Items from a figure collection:
^^^^

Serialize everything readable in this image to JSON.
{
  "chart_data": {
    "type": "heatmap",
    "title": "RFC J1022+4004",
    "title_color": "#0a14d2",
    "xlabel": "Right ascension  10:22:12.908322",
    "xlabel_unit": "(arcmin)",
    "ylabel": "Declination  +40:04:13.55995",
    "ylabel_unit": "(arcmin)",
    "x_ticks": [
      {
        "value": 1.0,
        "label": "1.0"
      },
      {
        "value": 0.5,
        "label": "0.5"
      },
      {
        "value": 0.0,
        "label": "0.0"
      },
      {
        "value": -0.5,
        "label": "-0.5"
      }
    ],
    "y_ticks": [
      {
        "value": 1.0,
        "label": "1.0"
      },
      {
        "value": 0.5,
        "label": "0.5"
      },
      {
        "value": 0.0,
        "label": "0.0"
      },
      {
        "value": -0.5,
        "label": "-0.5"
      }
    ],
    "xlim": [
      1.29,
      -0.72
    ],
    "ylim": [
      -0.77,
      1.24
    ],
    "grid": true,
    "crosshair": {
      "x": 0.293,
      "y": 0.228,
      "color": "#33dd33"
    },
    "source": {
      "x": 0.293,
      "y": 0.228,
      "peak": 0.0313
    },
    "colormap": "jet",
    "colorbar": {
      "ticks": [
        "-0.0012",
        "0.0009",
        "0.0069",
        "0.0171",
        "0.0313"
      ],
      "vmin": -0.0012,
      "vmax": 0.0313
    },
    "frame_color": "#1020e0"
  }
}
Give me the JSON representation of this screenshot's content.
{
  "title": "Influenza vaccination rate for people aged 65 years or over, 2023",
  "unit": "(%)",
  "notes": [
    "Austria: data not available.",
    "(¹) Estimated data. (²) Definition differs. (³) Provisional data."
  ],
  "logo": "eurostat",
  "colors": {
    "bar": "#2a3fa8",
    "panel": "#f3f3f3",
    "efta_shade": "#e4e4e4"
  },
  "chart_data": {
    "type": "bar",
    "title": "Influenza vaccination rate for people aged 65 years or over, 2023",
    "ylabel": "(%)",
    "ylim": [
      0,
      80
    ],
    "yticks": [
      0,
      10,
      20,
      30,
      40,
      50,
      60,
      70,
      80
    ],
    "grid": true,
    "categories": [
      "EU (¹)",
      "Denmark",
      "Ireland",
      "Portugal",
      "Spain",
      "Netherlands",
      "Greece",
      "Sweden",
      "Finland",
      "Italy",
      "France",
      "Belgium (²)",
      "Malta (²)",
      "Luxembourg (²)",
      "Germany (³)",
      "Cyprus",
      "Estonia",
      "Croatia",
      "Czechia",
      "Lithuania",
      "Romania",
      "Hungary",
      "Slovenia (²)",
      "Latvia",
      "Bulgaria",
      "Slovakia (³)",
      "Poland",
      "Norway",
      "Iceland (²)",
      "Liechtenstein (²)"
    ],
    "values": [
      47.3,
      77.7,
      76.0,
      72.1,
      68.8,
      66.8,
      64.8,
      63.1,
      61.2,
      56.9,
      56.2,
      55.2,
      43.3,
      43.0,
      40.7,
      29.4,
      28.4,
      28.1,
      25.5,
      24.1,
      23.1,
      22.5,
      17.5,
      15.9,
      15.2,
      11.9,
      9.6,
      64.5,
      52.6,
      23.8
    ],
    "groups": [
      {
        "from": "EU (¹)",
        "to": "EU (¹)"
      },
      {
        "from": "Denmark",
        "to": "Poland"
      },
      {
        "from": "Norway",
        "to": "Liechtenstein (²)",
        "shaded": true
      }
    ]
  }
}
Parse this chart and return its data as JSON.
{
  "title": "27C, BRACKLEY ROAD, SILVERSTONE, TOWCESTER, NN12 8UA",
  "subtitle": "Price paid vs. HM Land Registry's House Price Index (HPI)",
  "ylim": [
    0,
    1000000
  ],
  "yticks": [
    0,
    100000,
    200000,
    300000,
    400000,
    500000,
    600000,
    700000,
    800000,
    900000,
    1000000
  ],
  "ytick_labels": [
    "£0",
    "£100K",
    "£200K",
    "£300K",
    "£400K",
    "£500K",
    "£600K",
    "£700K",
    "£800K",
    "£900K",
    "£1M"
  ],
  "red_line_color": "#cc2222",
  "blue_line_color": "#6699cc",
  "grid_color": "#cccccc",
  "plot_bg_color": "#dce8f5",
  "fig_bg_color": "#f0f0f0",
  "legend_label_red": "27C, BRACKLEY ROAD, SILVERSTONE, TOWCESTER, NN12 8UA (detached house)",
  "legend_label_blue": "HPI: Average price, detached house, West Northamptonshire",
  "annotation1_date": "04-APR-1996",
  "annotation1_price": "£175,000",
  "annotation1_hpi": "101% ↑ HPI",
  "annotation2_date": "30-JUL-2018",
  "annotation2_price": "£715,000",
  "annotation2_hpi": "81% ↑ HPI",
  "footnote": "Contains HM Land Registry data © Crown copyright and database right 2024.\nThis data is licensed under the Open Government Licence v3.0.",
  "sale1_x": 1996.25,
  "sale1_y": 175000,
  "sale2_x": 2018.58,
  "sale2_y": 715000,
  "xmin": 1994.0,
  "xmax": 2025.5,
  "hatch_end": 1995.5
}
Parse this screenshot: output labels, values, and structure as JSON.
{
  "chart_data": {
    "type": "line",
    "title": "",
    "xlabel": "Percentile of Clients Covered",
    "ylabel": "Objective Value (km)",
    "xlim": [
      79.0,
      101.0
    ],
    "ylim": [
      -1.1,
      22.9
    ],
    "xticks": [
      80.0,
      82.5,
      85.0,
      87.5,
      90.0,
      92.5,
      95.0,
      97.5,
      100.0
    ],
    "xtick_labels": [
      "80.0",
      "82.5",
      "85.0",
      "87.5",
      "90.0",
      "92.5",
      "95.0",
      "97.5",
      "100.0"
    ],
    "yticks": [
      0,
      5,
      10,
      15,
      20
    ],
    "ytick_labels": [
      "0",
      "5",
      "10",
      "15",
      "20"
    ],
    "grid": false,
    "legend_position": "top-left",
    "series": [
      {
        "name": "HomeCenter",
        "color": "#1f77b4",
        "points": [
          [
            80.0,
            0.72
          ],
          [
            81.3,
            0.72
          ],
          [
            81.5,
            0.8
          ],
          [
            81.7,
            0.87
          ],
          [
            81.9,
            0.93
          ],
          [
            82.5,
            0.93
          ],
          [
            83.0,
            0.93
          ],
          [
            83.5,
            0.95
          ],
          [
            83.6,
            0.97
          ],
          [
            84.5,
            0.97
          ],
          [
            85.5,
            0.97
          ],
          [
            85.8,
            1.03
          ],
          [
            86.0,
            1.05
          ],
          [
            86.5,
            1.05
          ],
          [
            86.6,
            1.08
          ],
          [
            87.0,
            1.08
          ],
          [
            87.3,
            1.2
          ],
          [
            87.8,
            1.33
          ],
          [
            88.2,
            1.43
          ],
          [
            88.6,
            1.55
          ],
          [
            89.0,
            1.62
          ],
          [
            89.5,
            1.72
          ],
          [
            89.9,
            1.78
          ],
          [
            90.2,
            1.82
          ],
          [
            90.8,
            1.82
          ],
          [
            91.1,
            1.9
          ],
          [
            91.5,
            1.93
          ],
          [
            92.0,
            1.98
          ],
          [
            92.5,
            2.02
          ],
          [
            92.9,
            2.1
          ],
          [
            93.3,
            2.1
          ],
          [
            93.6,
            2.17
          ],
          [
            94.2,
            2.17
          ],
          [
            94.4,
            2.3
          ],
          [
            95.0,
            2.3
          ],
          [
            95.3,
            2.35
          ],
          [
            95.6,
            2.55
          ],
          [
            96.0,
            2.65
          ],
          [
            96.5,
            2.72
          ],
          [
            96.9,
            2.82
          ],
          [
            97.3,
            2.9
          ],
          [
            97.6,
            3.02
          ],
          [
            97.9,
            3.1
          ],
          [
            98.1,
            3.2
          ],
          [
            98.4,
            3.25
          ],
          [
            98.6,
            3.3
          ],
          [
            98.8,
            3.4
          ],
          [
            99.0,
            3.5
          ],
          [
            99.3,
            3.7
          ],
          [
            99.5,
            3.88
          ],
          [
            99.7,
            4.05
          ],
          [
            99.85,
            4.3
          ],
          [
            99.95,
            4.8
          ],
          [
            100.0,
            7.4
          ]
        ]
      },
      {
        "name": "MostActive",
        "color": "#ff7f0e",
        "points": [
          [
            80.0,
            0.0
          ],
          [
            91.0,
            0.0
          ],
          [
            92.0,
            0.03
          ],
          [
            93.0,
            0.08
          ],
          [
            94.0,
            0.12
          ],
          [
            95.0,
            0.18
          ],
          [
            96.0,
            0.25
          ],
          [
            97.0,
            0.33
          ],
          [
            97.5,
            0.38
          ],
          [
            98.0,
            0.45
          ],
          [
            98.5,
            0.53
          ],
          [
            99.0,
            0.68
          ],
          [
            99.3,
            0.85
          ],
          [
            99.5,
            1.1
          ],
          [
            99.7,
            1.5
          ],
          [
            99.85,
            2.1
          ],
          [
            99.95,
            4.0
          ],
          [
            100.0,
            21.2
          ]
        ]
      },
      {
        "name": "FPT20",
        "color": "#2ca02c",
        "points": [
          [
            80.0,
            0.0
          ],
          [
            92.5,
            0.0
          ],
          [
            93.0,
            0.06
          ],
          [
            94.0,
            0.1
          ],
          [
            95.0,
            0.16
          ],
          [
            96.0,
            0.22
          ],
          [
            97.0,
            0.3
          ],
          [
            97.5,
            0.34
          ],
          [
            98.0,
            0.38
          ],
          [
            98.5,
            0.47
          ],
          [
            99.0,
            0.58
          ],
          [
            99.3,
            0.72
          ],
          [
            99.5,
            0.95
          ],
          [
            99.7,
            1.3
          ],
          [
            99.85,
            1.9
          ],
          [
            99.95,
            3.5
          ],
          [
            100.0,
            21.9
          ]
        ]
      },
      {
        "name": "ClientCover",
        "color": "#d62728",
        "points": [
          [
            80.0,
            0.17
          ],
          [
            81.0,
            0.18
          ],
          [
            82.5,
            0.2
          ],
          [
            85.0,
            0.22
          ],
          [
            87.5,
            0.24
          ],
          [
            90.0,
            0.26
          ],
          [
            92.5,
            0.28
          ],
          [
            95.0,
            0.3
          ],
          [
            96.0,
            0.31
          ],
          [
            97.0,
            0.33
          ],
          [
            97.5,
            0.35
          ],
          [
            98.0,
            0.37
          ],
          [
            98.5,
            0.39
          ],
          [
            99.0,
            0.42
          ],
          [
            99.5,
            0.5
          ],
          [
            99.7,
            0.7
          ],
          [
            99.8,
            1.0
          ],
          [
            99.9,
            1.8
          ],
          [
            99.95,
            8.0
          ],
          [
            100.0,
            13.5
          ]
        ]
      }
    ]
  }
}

^^^^

• _Problem description_: Gather each line that holds "aged".

• _Written response_:
  "title": "Influenza vaccination rate for people aged 65 years or over, 2023",
    "title": "Influenza vaccination rate for people aged 65 years or over, 2023",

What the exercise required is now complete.